> TASK DESCRIPTION: How many lines of the data hold the word "values"? State the number and nothing else.

> RECORDS FOR THE EXERCISE:
■ ■ ■ ■ ■ ■ ■
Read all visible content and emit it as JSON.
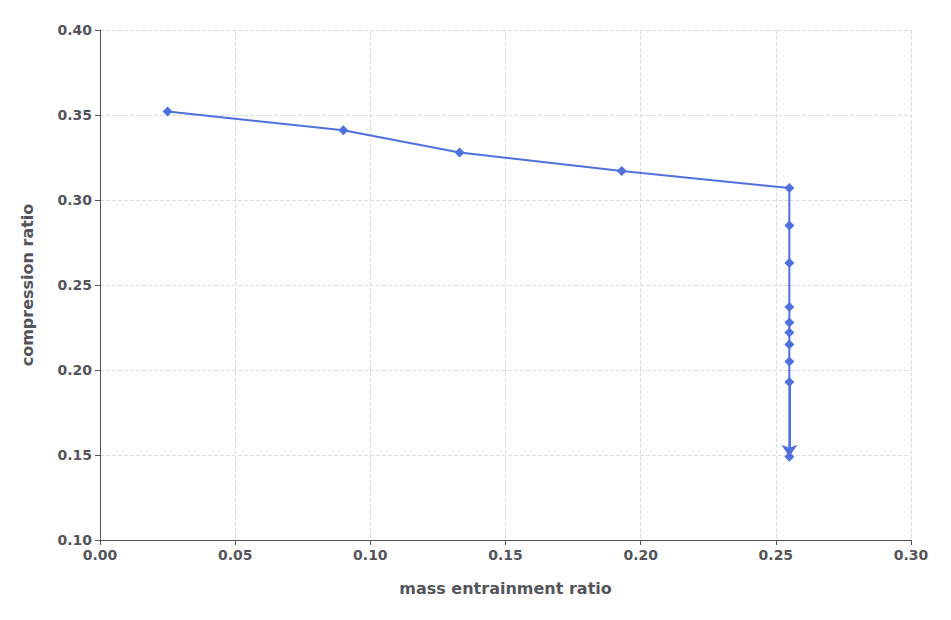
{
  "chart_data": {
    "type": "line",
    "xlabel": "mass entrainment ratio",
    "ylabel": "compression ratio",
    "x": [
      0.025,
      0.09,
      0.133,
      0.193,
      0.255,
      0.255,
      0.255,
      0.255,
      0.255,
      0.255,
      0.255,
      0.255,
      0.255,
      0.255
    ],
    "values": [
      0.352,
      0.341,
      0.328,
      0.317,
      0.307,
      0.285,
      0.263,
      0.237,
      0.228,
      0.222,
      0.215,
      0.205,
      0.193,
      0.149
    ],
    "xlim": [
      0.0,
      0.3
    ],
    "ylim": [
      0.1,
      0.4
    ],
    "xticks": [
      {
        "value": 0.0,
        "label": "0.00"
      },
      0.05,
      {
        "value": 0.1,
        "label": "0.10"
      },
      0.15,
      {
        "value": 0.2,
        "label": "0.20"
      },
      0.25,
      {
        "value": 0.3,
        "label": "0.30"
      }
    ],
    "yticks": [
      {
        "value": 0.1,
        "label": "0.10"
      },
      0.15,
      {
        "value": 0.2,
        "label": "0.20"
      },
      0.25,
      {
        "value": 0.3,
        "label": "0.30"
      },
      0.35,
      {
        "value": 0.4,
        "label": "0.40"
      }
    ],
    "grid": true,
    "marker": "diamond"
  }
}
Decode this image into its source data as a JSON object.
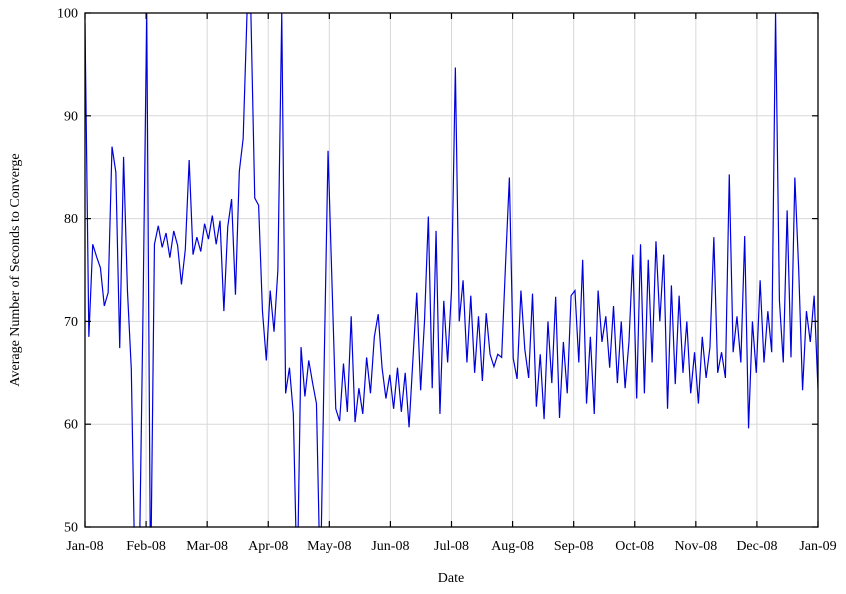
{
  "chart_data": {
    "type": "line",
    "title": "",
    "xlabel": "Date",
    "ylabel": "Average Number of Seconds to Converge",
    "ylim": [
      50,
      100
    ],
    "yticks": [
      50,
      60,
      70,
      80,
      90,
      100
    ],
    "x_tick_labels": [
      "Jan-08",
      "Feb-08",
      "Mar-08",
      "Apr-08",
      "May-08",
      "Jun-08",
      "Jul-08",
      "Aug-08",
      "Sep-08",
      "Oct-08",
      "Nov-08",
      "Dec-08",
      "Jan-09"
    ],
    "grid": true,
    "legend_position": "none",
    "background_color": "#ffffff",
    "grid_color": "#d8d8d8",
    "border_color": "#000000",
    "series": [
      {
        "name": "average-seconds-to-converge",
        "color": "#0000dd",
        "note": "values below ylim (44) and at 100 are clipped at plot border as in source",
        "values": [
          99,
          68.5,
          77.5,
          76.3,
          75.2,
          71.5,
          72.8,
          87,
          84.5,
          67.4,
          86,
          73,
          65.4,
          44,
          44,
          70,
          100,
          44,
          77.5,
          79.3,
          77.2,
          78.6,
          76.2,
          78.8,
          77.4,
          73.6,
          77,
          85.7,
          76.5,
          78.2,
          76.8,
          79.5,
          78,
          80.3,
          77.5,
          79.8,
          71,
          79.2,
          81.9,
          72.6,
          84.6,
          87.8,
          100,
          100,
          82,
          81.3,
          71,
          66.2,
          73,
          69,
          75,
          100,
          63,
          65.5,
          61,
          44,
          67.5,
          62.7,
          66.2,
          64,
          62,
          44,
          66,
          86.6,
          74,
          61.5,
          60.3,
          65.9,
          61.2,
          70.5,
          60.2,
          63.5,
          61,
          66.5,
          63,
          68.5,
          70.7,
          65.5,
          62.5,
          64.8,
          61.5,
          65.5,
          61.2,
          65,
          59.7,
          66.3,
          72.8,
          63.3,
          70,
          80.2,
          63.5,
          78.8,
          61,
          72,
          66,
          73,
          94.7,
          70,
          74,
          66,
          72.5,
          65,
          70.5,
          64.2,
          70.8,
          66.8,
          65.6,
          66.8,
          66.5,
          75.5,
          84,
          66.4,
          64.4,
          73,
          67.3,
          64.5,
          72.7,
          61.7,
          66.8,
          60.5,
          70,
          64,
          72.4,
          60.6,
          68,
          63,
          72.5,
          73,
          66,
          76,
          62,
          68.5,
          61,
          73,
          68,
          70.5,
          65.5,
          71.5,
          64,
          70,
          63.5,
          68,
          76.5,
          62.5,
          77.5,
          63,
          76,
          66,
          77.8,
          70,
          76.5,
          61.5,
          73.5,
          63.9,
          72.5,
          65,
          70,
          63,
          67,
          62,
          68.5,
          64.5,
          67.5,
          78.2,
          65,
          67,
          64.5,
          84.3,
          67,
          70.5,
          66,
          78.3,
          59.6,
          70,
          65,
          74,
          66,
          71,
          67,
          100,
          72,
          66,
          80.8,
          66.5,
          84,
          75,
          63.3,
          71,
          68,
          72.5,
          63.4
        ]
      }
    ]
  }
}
■ ■ ■ ■ ■ ■ ■
> WRITTEN ANSWER: 3